» **What is needed**
Write out the listing below in full and exactly, leaving out every picture.

» **Items**
====

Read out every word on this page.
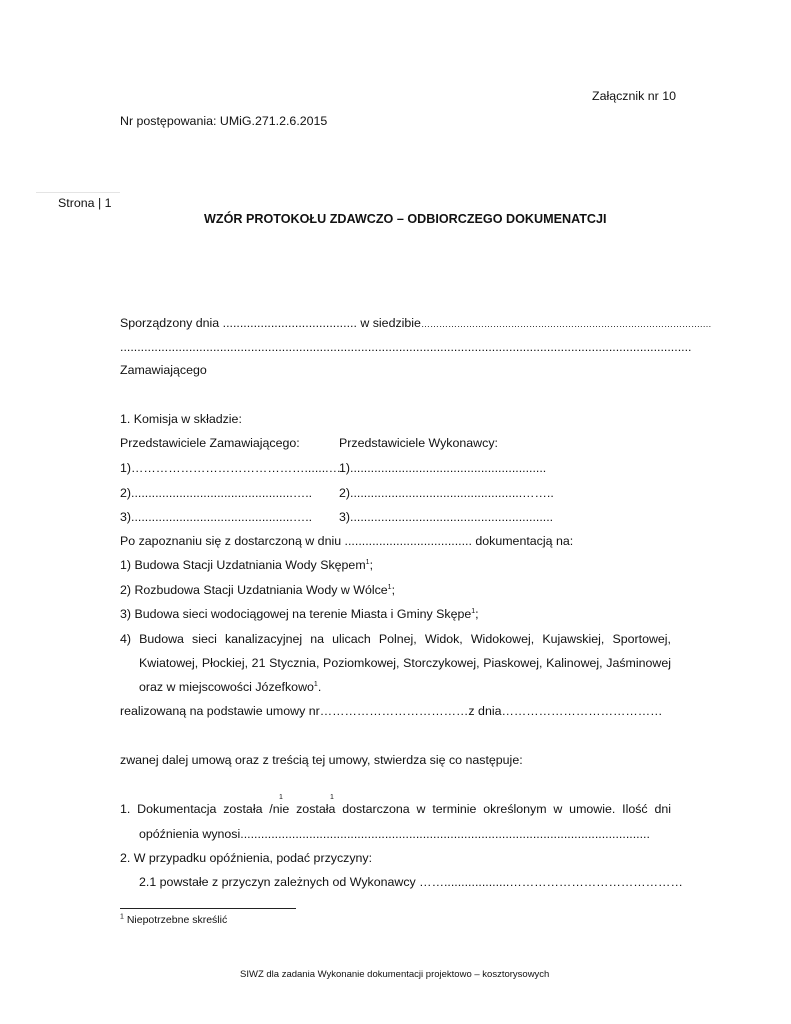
Załącznik nr 10
Nr postępowania: UMiG.271.2.6.2015
Strona | 1
WZÓR PROTOKOŁU ZDAWCZO – ODBIORCZEGO DOKUMENATCJI
Sporządzony dnia ....................................... w siedzibie………………………………………………………………………………….…
......................................................................................................................................................................
Zamawiającego
1. Komisja w składzie:
Przedstawiciele Zamawiającego:	Przedstawiciele Wykonawcy:
1)…………………………………….......….
1).........................................................
2)...............................................….. 2)..................................................……..
3)...............................................….. 3)...........................................................
Po zapoznaniu się z dostarczoną w dniu ..................................... dokumentacją na:
1) Budowa Stacji Uzdatniania Wody Skępem$^1$;
2) Rozbudowa Stacji Uzdatniania Wody w Wólce$^1$;
3) Budowa sieci wodociągowej na terenie Miasta i Gminy Skępe$^1$;
4) Budowa sieci kanalizacyjnej na ulicach Polnej, Widok, Widokowej, Kujawskiej, Sportowej,
Kwiatowej, Płockiej, 21 Stycznia, Poziomkowej, Storczykowej, Piaskowej, Kalinowej, Jaśminowej
oraz w miejscowości Józefkowo$^1$.
realizowaną na podstawie umowy nr………………………………z dnia…………………………………
zwanej dalej umową oraz z treścią tej umowy, stwierdza się co następuje:
1. Dokumentacja została /nie została dostarczona w terminie określonym w umowie. Ilość dni
1	1
opóźnienia wynosi.......................................................................................................................
2. W przypadku opóźnienia, podać przyczyny:
2.1 powstałe z przyczyn zależnych od Wykonawcy ……...................……………………………………
$^1$ Niepotrzebne skreślić
SIWZ dla zadania Wykonanie dokumentacji projektowo – kosztorysowych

====

» **Final result**
Read out every word on this page.
Załącznik nr 10
Nr postępowania: UMiG.271.2.6.2015
Strona | 1
WZÓR PROTOKOŁU ZDAWCZO – ODBIORCZEGO DOKUMENATCJI
Sporządzony dnia ....................................... w siedzibie………………………………………………………………………………….…
......................................................................................................................................................................
Zamawiającego
1. Komisja w składzie:
Przedstawiciele Zamawiającego:	Przedstawiciele Wykonawcy:
1)…………………………………….......….
1).........................................................
2)...............................................….. 2)..................................................……..
3)...............................................….. 3)...........................................................
Po zapoznaniu się z dostarczoną w dniu ..................................... dokumentacją na:
1) Budowa Stacji Uzdatniania Wody Skępem$^1$;
2) Rozbudowa Stacji Uzdatniania Wody w Wólce$^1$;
3) Budowa sieci wodociągowej na terenie Miasta i Gminy Skępe$^1$;
4) Budowa sieci kanalizacyjnej na ulicach Polnej, Widok, Widokowej, Kujawskiej, Sportowej,
Kwiatowej, Płockiej, 21 Stycznia, Poziomkowej, Storczykowej, Piaskowej, Kalinowej, Jaśminowej
oraz w miejscowości Józefkowo$^1$.
realizowaną na podstawie umowy nr………………………………z dnia…………………………………
zwanej dalej umową oraz z treścią tej umowy, stwierdza się co następuje:
1. Dokumentacja została /nie została dostarczona w terminie określonym w umowie. Ilość dni
1	1
opóźnienia wynosi.......................................................................................................................
2. W przypadku opóźnienia, podać przyczyny:
2.1 powstałe z przyczyn zależnych od Wykonawcy ……...................……………………………………
$^1$ Niepotrzebne skreślić
SIWZ dla zadania Wykonanie dokumentacji projektowo – kosztorysowych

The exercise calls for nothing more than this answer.